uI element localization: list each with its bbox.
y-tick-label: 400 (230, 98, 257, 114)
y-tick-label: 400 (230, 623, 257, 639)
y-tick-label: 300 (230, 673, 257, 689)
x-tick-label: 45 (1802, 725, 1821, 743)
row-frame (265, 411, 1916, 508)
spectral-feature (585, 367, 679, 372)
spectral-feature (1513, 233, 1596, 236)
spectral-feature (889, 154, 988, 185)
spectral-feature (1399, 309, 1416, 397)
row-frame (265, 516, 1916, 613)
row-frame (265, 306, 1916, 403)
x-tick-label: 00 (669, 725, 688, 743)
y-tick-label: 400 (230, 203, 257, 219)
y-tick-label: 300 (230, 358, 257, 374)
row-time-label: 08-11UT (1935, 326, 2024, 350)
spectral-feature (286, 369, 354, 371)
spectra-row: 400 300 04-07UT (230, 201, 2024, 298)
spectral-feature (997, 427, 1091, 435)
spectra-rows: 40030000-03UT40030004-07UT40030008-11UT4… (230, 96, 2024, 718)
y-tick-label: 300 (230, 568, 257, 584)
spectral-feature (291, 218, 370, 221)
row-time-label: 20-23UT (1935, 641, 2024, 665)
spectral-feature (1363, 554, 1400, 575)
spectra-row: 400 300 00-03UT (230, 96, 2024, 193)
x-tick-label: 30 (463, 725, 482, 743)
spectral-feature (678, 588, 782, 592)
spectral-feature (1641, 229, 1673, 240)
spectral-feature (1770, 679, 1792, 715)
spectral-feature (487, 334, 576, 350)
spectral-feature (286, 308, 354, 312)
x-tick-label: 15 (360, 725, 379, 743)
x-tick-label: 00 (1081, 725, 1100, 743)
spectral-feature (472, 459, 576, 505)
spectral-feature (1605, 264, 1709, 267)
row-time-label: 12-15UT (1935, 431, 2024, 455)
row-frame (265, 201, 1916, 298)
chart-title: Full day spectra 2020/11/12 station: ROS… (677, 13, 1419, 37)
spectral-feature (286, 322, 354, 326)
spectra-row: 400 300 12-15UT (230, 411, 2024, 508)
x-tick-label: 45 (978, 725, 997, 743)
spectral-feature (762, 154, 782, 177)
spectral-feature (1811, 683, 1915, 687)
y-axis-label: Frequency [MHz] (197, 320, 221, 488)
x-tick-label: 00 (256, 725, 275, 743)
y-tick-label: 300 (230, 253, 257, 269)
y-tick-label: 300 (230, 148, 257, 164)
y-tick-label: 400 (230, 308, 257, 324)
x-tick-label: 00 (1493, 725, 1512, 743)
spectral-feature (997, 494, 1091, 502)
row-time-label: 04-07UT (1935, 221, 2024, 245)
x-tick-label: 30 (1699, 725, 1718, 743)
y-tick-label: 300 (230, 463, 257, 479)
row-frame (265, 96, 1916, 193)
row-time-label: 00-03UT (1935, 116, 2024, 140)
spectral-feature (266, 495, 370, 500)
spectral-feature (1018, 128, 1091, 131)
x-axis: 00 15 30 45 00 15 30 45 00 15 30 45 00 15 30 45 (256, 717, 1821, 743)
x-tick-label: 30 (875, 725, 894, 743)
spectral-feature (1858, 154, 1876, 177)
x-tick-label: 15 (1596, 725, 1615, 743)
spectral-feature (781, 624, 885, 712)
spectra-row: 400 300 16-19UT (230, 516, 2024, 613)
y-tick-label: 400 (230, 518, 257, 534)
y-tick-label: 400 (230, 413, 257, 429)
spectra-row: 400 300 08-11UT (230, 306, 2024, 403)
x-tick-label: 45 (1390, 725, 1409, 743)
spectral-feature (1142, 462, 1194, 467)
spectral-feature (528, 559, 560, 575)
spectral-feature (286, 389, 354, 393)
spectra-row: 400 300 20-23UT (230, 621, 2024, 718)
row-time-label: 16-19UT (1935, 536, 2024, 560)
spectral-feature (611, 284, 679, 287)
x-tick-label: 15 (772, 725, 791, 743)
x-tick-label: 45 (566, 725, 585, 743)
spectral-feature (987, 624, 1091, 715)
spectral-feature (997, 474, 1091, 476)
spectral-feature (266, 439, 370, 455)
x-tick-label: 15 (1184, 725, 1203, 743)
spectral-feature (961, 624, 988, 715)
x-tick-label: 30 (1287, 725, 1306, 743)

» **WHAT THE TASK ASKS**
Render every line of the records above as a JSON list of strings, one string per line, leaving out blank lines.

» **TASK RESULT**
[
  "uI element localization: list each with its bbox.",
  "y-tick-label: 400 (230, 98, 257, 114)",
  "y-tick-label: 400 (230, 623, 257, 639)",
  "y-tick-label: 300 (230, 673, 257, 689)",
  "x-tick-label: 45 (1802, 725, 1821, 743)",
  "row-frame (265, 411, 1916, 508)",
  "spectral-feature (585, 367, 679, 372)",
  "spectral-feature (1513, 233, 1596, 236)",
  "spectral-feature (889, 154, 988, 185)",
  "spectral-feature (1399, 309, 1416, 397)",
  "row-frame (265, 516, 1916, 613)",
  "row-frame (265, 306, 1916, 403)",
  "x-tick-label: 00 (669, 725, 688, 743)",
  "y-tick-label: 400 (230, 203, 257, 219)",
  "y-tick-label: 300 (230, 358, 257, 374)",
  "row-time-label: 08-11UT (1935, 326, 2024, 350)",
  "spectral-feature (286, 369, 354, 371)",
  "spectra-row: 400 300 04-07UT (230, 201, 2024, 298)",
  "spectral-feature (997, 427, 1091, 435)",
  "spectra-rows: 40030000-03UT40030004-07UT40030008-11UT4… (230, 96, 2024, 718)",
  "y-tick-label: 300 (230, 568, 257, 584)",
  "spectral-feature (291, 218, 370, 221)",
  "row-time-label: 20-23UT (1935, 641, 2024, 665)",
  "spectral-feature (1363, 554, 1400, 575)",
  "spectra-row: 400 300 00-03UT (230, 96, 2024, 193)",
  "x-tick-label: 30 (463, 725, 482, 743)",
  "spectral-feature (678, 588, 782, 592)",
  "spectral-feature (1641, 229, 1673, 240)",
  "spectral-feature (1770, 679, 1792, 715)",
  "spectral-feature (487, 334, 576, 350)",
  "spectral-feature (286, 308, 354, 312)",
  "x-tick-label: 15 (360, 725, 379, 743)",
  "x-tick-label: 00 (1081, 725, 1100, 743)",
  "spectral-feature (472, 459, 576, 505)",
  "spectral-feature (1605, 264, 1709, 267)",
  "row-time-label: 12-15UT (1935, 431, 2024, 455)",
  "row-frame (265, 201, 1916, 298)",
  "chart-title: Full day spectra 2020/11/12 station: ROS… (677, 13, 1419, 37)",
  "spectral-feature (286, 322, 354, 326)",
  "spectra-row: 400 300 12-15UT (230, 411, 2024, 508)",
  "x-tick-label: 45 (978, 725, 997, 743)",
  "spectral-feature (762, 154, 782, 177)",
  "spectral-feature (1811, 683, 1915, 687)",
  "y-axis-label: Frequency [MHz] (197, 320, 221, 488)",
  "x-tick-label: 00 (256, 725, 275, 743)",
  "y-tick-label: 300 (230, 253, 257, 269)",
  "y-tick-label: 300 (230, 148, 257, 164)",
  "y-tick-label: 400 (230, 308, 257, 324)",
  "x-tick-label: 00 (1493, 725, 1512, 743)",
  "spectral-feature (997, 494, 1091, 502)",
  "row-time-label: 04-07UT (1935, 221, 2024, 245)",
  "x-tick-label: 30 (1699, 725, 1718, 743)",
  "y-tick-label: 300 (230, 463, 257, 479)",
  "row-frame (265, 96, 1916, 193)",
  "row-time-label: 00-03UT (1935, 116, 2024, 140)",
  "spectral-feature (266, 495, 370, 500)",
  "spectral-feature (1018, 128, 1091, 131)",
  "x-axis: 00 15 30 45 00 15 30 45 00 15 30 45 00 15 30 45 (256, 717, 1821, 743)",
  "x-tick-label: 30 (875, 725, 894, 743)",
  "spectral-feature (1858, 154, 1876, 177)",
  "x-tick-label: 15 (1596, 725, 1615, 743)",
  "spectral-feature (781, 624, 885, 712)",
  "spectra-row: 400 300 16-19UT (230, 516, 2024, 613)",
  "y-tick-label: 400 (230, 518, 257, 534)",
  "y-tick-label: 400 (230, 413, 257, 429)",
  "spectra-row: 400 300 08-11UT (230, 306, 2024, 403)",
  "x-tick-label: 45 (1390, 725, 1409, 743)",
  "spectral-feature (1142, 462, 1194, 467)",
  "spectral-feature (528, 559, 560, 575)",
  "spectral-feature (286, 389, 354, 393)",
  "spectra-row: 400 300 20-23UT (230, 621, 2024, 718)",
  "row-time-label: 16-19UT (1935, 536, 2024, 560)",
  "spectral-feature (611, 284, 679, 287)",
  "x-tick-label: 15 (772, 725, 791, 743)",
  "x-tick-label: 45 (566, 725, 585, 743)",
  "spectral-feature (987, 624, 1091, 715)",
  "spectral-feature (997, 474, 1091, 476)",
  "spectral-feature (266, 439, 370, 455)",
  "x-tick-label: 15 (1184, 725, 1203, 743)",
  "spectral-feature (961, 624, 988, 715)",
  "x-tick-label: 30 (1287, 725, 1306, 743)"
]